--- start of DATA SHOWN ---
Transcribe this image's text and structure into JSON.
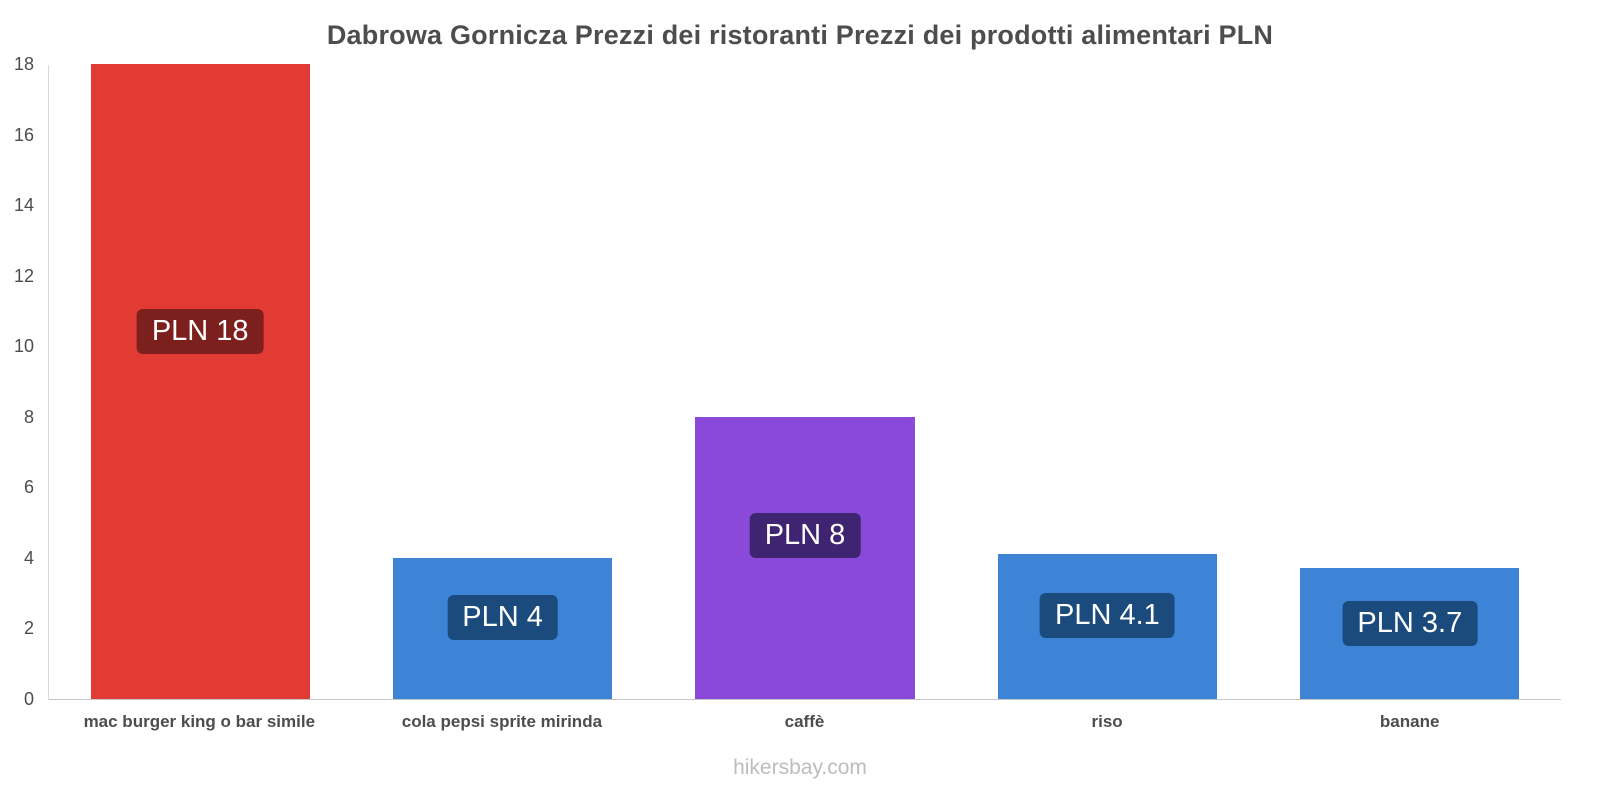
{
  "title": "Dabrowa Gornicza Prezzi dei ristoranti Prezzi dei prodotti alimentari PLN",
  "footer": "hikersbay.com",
  "chart_data": {
    "type": "bar",
    "title": "Dabrowa Gornicza Prezzi dei ristoranti Prezzi dei prodotti alimentari PLN",
    "categories": [
      "mac burger king o bar simile",
      "cola pepsi sprite mirinda",
      "caffè",
      "riso",
      "banane"
    ],
    "values": [
      18,
      4,
      8,
      4.1,
      3.7
    ],
    "bar_labels": [
      "PLN 18",
      "PLN 4",
      "PLN 8",
      "PLN 4.1",
      "PLN 3.7"
    ],
    "bar_colors": [
      "#e23b33",
      "#3d84d7",
      "#8a49d8",
      "#3d84d7",
      "#3d84d7"
    ],
    "label_bg_colors": [
      "#7c201d",
      "#1b4b7d",
      "#3f2571",
      "#1b4b7d",
      "#1b4b7d"
    ],
    "xlabel": "",
    "ylabel": "",
    "ylim": [
      0,
      18
    ],
    "yticks": [
      0,
      2,
      4,
      6,
      8,
      10,
      12,
      14,
      16,
      18
    ],
    "grid": false,
    "legend": false,
    "currency": "PLN"
  }
}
--- end of DATA SHOWN ---
**DIRECTIVE:** Work out how many lines in the records above contain the word "Prezzi", and reply with that number alone.

**EXPECTED ANSWER:** 2